▸ **SOURCE TEXT**
The Department of Radiation Oncology conducts original laboratory and clinical research to develop new strategies for the prevention and treatment of cancer. Research is organized around three areas, clinical radiation oncology, physics, and radiation biology, and focused on promoting patient health and well-being.

The development of more effective treatment machines and strategies for the precise delivery of dose has dramatically enhanced the control of an individual patient's cancer. In parallel with the development of technology, there has been an explosive growth in the dissection of the biological factors within each tumor that will affect the growth and potential cure of each tumor. The factor that ties these two elements together is the effective practice of clinical medicine, from initial diagnosis through treatment to subsequent follow up. At UC Davis, we are committed to an integrated approach to research whereby all three elements, clinical, physics and biology, are tied together in a team approach to pursue new patient-focused knowledge. To help in this approach, the department has forged close ties with the Veterans' Administration at Mather as it offers state-of-the-art basic research facilities to address fundamental questions of basic biology. In conjunction with these facilities, departmental laboratories in close proximity to the clinical treatment area in Sacramento are ideally situated to investigate questions related to individual patients or patient samples. The overall goal of our approach is to develop tools that allow the individualization of treatment delivery to each patient in our care.

▸ **WORK REQUEST A**
Repeat the passage on radiation oncology research from "The Department of" to "health and well-being.".
▸ **WORK REQUEST B**
Pick up the radiation oncology research description where it stops and continue it.

▸ **GIVEN ENTRIES**

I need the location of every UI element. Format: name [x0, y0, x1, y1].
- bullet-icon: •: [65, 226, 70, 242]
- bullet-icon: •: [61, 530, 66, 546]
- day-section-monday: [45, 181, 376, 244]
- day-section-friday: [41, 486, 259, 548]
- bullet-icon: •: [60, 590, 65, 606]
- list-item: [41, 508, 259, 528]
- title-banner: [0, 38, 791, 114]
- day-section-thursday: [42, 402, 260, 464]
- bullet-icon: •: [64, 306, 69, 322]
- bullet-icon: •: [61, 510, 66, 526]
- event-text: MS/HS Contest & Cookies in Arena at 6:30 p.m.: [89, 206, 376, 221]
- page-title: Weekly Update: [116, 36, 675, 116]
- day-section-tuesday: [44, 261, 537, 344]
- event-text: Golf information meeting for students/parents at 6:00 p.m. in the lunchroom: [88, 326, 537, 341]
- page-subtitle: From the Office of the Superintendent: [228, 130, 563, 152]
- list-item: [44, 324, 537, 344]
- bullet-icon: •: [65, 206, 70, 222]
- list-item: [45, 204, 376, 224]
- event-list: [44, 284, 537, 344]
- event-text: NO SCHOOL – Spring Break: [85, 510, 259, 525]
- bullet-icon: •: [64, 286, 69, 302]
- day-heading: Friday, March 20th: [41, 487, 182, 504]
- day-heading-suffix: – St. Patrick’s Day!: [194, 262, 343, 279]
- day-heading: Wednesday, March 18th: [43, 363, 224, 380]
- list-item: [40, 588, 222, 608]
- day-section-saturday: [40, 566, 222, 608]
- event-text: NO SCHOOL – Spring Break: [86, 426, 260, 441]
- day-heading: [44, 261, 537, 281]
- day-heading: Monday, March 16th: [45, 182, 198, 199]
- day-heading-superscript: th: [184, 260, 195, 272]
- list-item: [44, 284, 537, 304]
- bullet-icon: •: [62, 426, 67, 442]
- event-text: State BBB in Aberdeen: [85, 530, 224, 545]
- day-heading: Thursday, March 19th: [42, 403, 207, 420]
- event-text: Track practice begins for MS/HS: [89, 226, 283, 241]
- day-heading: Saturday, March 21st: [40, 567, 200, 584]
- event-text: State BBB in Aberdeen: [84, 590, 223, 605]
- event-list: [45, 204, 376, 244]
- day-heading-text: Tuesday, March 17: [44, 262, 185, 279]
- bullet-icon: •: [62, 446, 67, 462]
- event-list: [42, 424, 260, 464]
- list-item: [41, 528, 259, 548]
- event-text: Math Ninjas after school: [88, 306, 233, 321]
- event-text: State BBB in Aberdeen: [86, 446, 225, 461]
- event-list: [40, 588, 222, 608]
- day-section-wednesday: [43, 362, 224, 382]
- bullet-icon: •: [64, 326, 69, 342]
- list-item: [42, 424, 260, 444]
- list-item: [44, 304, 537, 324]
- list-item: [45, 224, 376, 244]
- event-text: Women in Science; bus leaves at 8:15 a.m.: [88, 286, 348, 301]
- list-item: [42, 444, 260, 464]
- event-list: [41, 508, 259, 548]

▸ **RESPONSE BOX A**
The Department of Radiation Oncology conducts original laboratory and clinical research to develop new strategies for the prevention and treatment of cancer. Research is organized around three areas, clinical radiation oncology, physics, and radiation biology, and focused on promoting patient health and well-being.

▸ **RESPONSE BOX B**
Faculty 
Andrew Vaughan, Ph.D.

Areas of research interest

Dr. Vaughan:  During treatment of cancer with radiation and/or cytotoxic drugs a small number of individuals may develop a second malignancy, such as leukemia, as a result of their therapy. We have proposed that this second malignancy may arise from a failure of a specific cell death pathway, called apoptosis, to eradicate cells that harbor pre-malignant changes. We have identified such cells in the laboratory and are now screening individual patients for similar pre-malignant signatures to offer both a method of identification of those at risk, but more importantly, to design strategies to suppress the incidence of second cancers.

Faculty
James Purdy, Ph.D.
Chief, Physics Section

(alphabetical)
Joerg Lehmann, Ph.D.
Julian Perks, Ph.D.
Robin Stern, Ph.D.
Claus Yang, Ph.D.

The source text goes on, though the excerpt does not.